▸ **Instructions for the task**
Return every record below verbatim, keeping each line as it appears.

▸ **The data**

• • • • • • •

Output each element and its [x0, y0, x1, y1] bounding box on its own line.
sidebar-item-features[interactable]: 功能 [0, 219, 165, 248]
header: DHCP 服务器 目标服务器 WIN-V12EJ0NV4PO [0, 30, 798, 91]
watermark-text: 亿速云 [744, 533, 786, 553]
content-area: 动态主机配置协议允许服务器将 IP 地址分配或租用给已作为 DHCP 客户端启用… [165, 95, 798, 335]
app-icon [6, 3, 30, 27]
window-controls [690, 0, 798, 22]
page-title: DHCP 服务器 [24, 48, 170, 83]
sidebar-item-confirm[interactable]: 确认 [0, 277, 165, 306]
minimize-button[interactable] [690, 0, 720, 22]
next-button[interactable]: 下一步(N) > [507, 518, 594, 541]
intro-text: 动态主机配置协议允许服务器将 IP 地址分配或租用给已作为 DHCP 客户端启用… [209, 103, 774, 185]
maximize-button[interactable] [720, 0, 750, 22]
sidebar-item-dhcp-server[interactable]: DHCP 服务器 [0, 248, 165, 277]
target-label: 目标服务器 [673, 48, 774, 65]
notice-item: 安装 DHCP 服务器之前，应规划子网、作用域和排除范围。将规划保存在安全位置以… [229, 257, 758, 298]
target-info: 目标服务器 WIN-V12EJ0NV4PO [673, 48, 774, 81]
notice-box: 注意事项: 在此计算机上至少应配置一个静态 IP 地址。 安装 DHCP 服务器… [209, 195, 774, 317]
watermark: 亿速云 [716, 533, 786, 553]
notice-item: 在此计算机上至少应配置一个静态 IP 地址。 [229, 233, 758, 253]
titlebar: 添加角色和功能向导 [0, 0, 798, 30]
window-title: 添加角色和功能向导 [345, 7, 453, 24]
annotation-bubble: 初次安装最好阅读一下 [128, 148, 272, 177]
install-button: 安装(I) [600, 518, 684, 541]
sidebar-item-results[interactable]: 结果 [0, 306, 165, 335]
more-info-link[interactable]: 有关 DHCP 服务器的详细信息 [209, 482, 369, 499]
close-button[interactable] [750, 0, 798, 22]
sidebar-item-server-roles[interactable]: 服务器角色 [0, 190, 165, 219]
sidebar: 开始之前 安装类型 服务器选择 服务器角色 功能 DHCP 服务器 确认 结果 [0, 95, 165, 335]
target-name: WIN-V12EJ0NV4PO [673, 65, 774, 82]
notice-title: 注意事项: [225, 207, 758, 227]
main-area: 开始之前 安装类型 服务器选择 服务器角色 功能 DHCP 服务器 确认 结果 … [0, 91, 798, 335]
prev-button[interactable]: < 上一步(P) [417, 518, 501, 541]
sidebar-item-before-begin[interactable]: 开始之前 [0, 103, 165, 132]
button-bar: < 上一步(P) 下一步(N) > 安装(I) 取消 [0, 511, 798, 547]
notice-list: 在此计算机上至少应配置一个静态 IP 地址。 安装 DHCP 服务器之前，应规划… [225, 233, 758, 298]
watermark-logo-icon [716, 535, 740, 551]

• • • • • • •

▸ **Reply**
Output each element and its [x0, y0, x1, y1] bounding box on its own line.
sidebar-item-features[interactable]: 功能 [0, 219, 165, 248]
header: DHCP 服务器 目标服务器 WIN-V12EJ0NV4PO [0, 30, 798, 91]
watermark-text: 亿速云 [744, 533, 786, 553]
content-area: 动态主机配置协议允许服务器将 IP 地址分配或租用给已作为 DHCP 客户端启用… [165, 95, 798, 335]
app-icon [6, 3, 30, 27]
window-controls [690, 0, 798, 22]
page-title: DHCP 服务器 [24, 48, 170, 83]
sidebar-item-confirm[interactable]: 确认 [0, 277, 165, 306]
minimize-button[interactable] [690, 0, 720, 22]
next-button[interactable]: 下一步(N) > [507, 518, 594, 541]
intro-text: 动态主机配置协议允许服务器将 IP 地址分配或租用给已作为 DHCP 客户端启用… [209, 103, 774, 185]
maximize-button[interactable] [720, 0, 750, 22]
sidebar-item-dhcp-server[interactable]: DHCP 服务器 [0, 248, 165, 277]
target-label: 目标服务器 [673, 48, 774, 65]
notice-item: 安装 DHCP 服务器之前，应规划子网、作用域和排除范围。将规划保存在安全位置以… [229, 257, 758, 298]
target-info: 目标服务器 WIN-V12EJ0NV4PO [673, 48, 774, 81]
notice-box: 注意事项: 在此计算机上至少应配置一个静态 IP 地址。 安装 DHCP 服务器… [209, 195, 774, 317]
watermark: 亿速云 [716, 533, 786, 553]
notice-item: 在此计算机上至少应配置一个静态 IP 地址。 [229, 233, 758, 253]
titlebar: 添加角色和功能向导 [0, 0, 798, 30]
window-title: 添加角色和功能向导 [345, 7, 453, 24]
annotation-bubble: 初次安装最好阅读一下 [128, 148, 272, 177]
install-button: 安装(I) [600, 518, 684, 541]
sidebar-item-results[interactable]: 结果 [0, 306, 165, 335]
more-info-link[interactable]: 有关 DHCP 服务器的详细信息 [209, 482, 369, 499]
close-button[interactable] [750, 0, 798, 22]
sidebar-item-server-roles[interactable]: 服务器角色 [0, 190, 165, 219]
sidebar: 开始之前 安装类型 服务器选择 服务器角色 功能 DHCP 服务器 确认 结果 [0, 95, 165, 335]
target-name: WIN-V12EJ0NV4PO [673, 65, 774, 82]
notice-title: 注意事项: [225, 207, 758, 227]
main-area: 开始之前 安装类型 服务器选择 服务器角色 功能 DHCP 服务器 确认 结果 … [0, 91, 798, 335]
prev-button[interactable]: < 上一步(P) [417, 518, 501, 541]
sidebar-item-before-begin[interactable]: 开始之前 [0, 103, 165, 132]
button-bar: < 上一步(P) 下一步(N) > 安装(I) 取消 [0, 511, 798, 547]
notice-list: 在此计算机上至少应配置一个静态 IP 地址。 安装 DHCP 服务器之前，应规划… [225, 233, 758, 298]
watermark-logo-icon [716, 535, 740, 551]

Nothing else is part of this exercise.